- _Problem requirements_: Return the listing below verbatim. Pictures do not belong in the copy.

- _Extracted material_:
--- --- ---
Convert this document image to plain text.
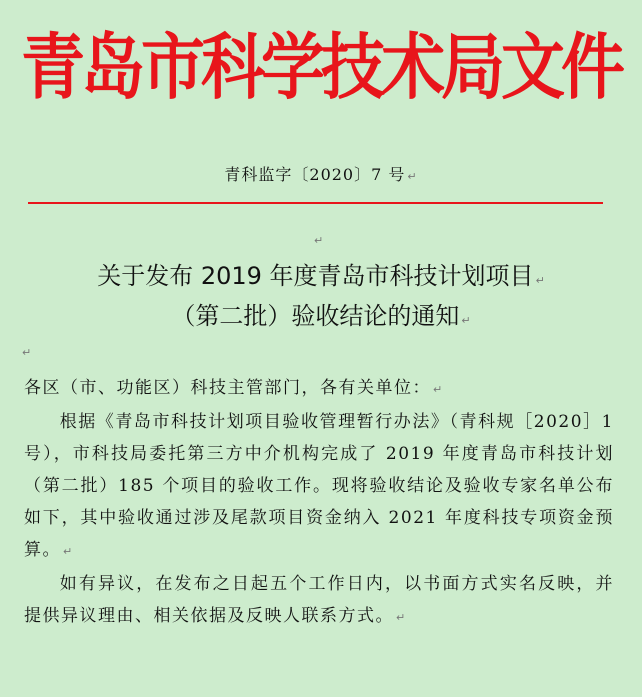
青岛市科学技术局文件
青科监字〔2020〕7 号 ↵
↵
关于发布 2019 年度青岛市科技计划项目 ↵
（第二批）验收结论的通知 ↵
↵

各区（市、功能区）科技主管部门，各有关单位： ↵

根据《青岛市科技计划项目验收管理暂行办法》（青科规［2020］1 号），市科技局委托第三方中介机构完成了 2019 年度青岛市科技计划（第二批）185 个项目的验收工作。现将验收结论及验收专家名单公布如下，其中验收通过涉及尾款项目资金纳入 2021 年度科技专项资金预算。 ↵

如有异议，在发布之日起五个工作日内，以书面方式实名反映，并提供异议理由、相关依据及反映人联系方式。 ↵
--- --- ---
- _Solution to the problem_:
Convert this document image to plain text.
青岛市科学技术局文件
青科监字〔2020〕7 号 ↵
↵
关于发布 2019 年度青岛市科技计划项目 ↵
（第二批）验收结论的通知 ↵
↵

各区（市、功能区）科技主管部门，各有关单位： ↵

根据《青岛市科技计划项目验收管理暂行办法》（青科规［2020］1 号），市科技局委托第三方中介机构完成了 2019 年度青岛市科技计划（第二批）185 个项目的验收工作。现将验收结论及验收专家名单公布如下，其中验收通过涉及尾款项目资金纳入 2021 年度科技专项资金预算。 ↵

如有异议，在发布之日起五个工作日内，以书面方式实名反映，并提供异议理由、相关依据及反映人联系方式。 ↵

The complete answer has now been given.